WHAT TO PRODUCE => Copy out every line of the material below word for word, without changing anything.

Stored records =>
______________________________

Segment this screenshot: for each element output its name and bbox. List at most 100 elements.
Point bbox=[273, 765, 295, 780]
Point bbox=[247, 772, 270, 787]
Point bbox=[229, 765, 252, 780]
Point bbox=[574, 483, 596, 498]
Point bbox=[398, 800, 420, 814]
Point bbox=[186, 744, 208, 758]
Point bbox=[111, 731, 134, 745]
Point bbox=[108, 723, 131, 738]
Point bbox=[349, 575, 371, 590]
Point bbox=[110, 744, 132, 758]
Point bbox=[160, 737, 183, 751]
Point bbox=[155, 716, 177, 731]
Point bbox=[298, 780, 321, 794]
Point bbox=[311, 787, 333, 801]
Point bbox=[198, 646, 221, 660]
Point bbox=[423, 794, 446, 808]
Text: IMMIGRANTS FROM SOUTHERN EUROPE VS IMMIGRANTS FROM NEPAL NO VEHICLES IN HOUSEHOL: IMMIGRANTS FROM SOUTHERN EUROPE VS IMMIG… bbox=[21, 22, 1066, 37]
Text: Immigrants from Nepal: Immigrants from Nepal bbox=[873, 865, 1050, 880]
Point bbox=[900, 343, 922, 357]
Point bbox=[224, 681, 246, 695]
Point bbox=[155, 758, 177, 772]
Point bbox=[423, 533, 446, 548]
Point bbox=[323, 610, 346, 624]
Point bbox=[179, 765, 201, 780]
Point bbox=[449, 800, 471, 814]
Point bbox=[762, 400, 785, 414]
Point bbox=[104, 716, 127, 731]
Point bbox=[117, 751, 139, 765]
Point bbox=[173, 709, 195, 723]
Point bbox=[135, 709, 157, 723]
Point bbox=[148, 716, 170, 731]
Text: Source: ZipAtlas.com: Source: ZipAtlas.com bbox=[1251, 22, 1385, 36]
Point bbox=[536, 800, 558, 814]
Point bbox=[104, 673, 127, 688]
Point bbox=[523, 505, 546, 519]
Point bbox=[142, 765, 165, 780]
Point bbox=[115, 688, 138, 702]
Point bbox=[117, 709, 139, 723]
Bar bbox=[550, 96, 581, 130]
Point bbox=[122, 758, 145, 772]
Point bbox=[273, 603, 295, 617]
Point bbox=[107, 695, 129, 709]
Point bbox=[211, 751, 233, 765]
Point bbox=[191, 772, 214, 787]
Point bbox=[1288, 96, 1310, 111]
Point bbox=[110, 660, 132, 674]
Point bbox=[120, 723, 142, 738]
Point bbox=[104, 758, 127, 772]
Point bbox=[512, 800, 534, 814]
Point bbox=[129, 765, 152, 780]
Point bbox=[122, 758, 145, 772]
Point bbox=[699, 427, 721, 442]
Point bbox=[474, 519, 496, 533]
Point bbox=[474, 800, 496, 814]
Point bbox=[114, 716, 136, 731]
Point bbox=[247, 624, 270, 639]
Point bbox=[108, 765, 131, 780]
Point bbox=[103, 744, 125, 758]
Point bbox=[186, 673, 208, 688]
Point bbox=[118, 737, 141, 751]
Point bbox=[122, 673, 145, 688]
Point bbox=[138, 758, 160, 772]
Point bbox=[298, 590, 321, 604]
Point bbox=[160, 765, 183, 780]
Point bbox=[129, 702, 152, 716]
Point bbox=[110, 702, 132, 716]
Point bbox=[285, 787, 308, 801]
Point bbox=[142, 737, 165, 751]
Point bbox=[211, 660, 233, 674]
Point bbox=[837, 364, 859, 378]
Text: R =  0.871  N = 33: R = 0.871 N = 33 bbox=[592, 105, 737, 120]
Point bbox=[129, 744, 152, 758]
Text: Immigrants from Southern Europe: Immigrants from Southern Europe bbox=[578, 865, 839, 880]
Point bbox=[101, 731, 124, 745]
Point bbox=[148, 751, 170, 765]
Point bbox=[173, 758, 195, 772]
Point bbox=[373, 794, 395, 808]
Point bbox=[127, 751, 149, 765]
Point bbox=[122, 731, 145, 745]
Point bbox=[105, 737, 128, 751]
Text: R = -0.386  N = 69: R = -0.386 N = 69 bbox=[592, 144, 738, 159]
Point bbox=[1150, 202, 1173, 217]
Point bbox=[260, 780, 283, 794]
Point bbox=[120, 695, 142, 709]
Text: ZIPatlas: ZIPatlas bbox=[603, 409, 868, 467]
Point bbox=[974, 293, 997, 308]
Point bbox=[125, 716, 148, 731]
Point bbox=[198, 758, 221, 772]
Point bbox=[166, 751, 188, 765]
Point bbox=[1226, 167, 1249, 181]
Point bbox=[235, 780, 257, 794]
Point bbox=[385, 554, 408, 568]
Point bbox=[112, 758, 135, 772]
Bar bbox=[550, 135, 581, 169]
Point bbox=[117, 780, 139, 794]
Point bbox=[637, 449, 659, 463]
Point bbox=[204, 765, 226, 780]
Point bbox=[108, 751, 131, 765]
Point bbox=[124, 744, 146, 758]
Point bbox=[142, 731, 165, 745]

______________________________

TASK ANSWER =>
Segment this screenshot: for each element output its name and bbox. List at most 100 elements.
Point bbox=[273, 765, 295, 780]
Point bbox=[247, 772, 270, 787]
Point bbox=[229, 765, 252, 780]
Point bbox=[574, 483, 596, 498]
Point bbox=[398, 800, 420, 814]
Point bbox=[186, 744, 208, 758]
Point bbox=[111, 731, 134, 745]
Point bbox=[108, 723, 131, 738]
Point bbox=[349, 575, 371, 590]
Point bbox=[110, 744, 132, 758]
Point bbox=[160, 737, 183, 751]
Point bbox=[155, 716, 177, 731]
Point bbox=[298, 780, 321, 794]
Point bbox=[311, 787, 333, 801]
Point bbox=[198, 646, 221, 660]
Point bbox=[423, 794, 446, 808]
Text: IMMIGRANTS FROM SOUTHERN EUROPE VS IMMIGRANTS FROM NEPAL NO VEHICLES IN HOUSEHOL: IMMIGRANTS FROM SOUTHERN EUROPE VS IMMIG… bbox=[21, 22, 1066, 37]
Text: Immigrants from Nepal: Immigrants from Nepal bbox=[873, 865, 1050, 880]
Point bbox=[900, 343, 922, 357]
Point bbox=[224, 681, 246, 695]
Point bbox=[155, 758, 177, 772]
Point bbox=[423, 533, 446, 548]
Point bbox=[323, 610, 346, 624]
Point bbox=[179, 765, 201, 780]
Point bbox=[449, 800, 471, 814]
Point bbox=[762, 400, 785, 414]
Point bbox=[104, 716, 127, 731]
Point bbox=[117, 751, 139, 765]
Point bbox=[173, 709, 195, 723]
Point bbox=[135, 709, 157, 723]
Point bbox=[148, 716, 170, 731]
Text: Source: ZipAtlas.com: Source: ZipAtlas.com bbox=[1251, 22, 1385, 36]
Point bbox=[536, 800, 558, 814]
Point bbox=[104, 673, 127, 688]
Point bbox=[523, 505, 546, 519]
Point bbox=[142, 765, 165, 780]
Point bbox=[115, 688, 138, 702]
Point bbox=[117, 709, 139, 723]
Bar bbox=[550, 96, 581, 130]
Point bbox=[122, 758, 145, 772]
Point bbox=[273, 603, 295, 617]
Point bbox=[107, 695, 129, 709]
Point bbox=[211, 751, 233, 765]
Point bbox=[191, 772, 214, 787]
Point bbox=[1288, 96, 1310, 111]
Point bbox=[110, 660, 132, 674]
Point bbox=[120, 723, 142, 738]
Point bbox=[104, 758, 127, 772]
Point bbox=[512, 800, 534, 814]
Point bbox=[129, 765, 152, 780]
Point bbox=[122, 758, 145, 772]
Point bbox=[699, 427, 721, 442]
Point bbox=[474, 519, 496, 533]
Point bbox=[474, 800, 496, 814]
Point bbox=[114, 716, 136, 731]
Point bbox=[247, 624, 270, 639]
Point bbox=[108, 765, 131, 780]
Point bbox=[103, 744, 125, 758]
Point bbox=[186, 673, 208, 688]
Point bbox=[118, 737, 141, 751]
Point bbox=[122, 673, 145, 688]
Point bbox=[138, 758, 160, 772]
Point bbox=[298, 590, 321, 604]
Point bbox=[160, 765, 183, 780]
Point bbox=[129, 702, 152, 716]
Point bbox=[110, 702, 132, 716]
Point bbox=[285, 787, 308, 801]
Point bbox=[142, 737, 165, 751]
Point bbox=[211, 660, 233, 674]
Point bbox=[837, 364, 859, 378]
Text: R =  0.871  N = 33: R = 0.871 N = 33 bbox=[592, 105, 737, 120]
Point bbox=[129, 744, 152, 758]
Text: Immigrants from Southern Europe: Immigrants from Southern Europe bbox=[578, 865, 839, 880]
Point bbox=[101, 731, 124, 745]
Point bbox=[148, 751, 170, 765]
Point bbox=[173, 758, 195, 772]
Point bbox=[373, 794, 395, 808]
Point bbox=[127, 751, 149, 765]
Point bbox=[122, 731, 145, 745]
Point bbox=[105, 737, 128, 751]
Text: R = -0.386  N = 69: R = -0.386 N = 69 bbox=[592, 144, 738, 159]
Point bbox=[1150, 202, 1173, 217]
Point bbox=[260, 780, 283, 794]
Point bbox=[120, 695, 142, 709]
Text: ZIPatlas: ZIPatlas bbox=[603, 409, 868, 467]
Point bbox=[974, 293, 997, 308]
Point bbox=[125, 716, 148, 731]
Point bbox=[198, 758, 221, 772]
Point bbox=[166, 751, 188, 765]
Point bbox=[1226, 167, 1249, 181]
Point bbox=[235, 780, 257, 794]
Point bbox=[385, 554, 408, 568]
Point bbox=[112, 758, 135, 772]
Bar bbox=[550, 135, 581, 169]
Point bbox=[117, 780, 139, 794]
Point bbox=[637, 449, 659, 463]
Point bbox=[204, 765, 226, 780]
Point bbox=[108, 751, 131, 765]
Point bbox=[124, 744, 146, 758]
Point bbox=[142, 731, 165, 745]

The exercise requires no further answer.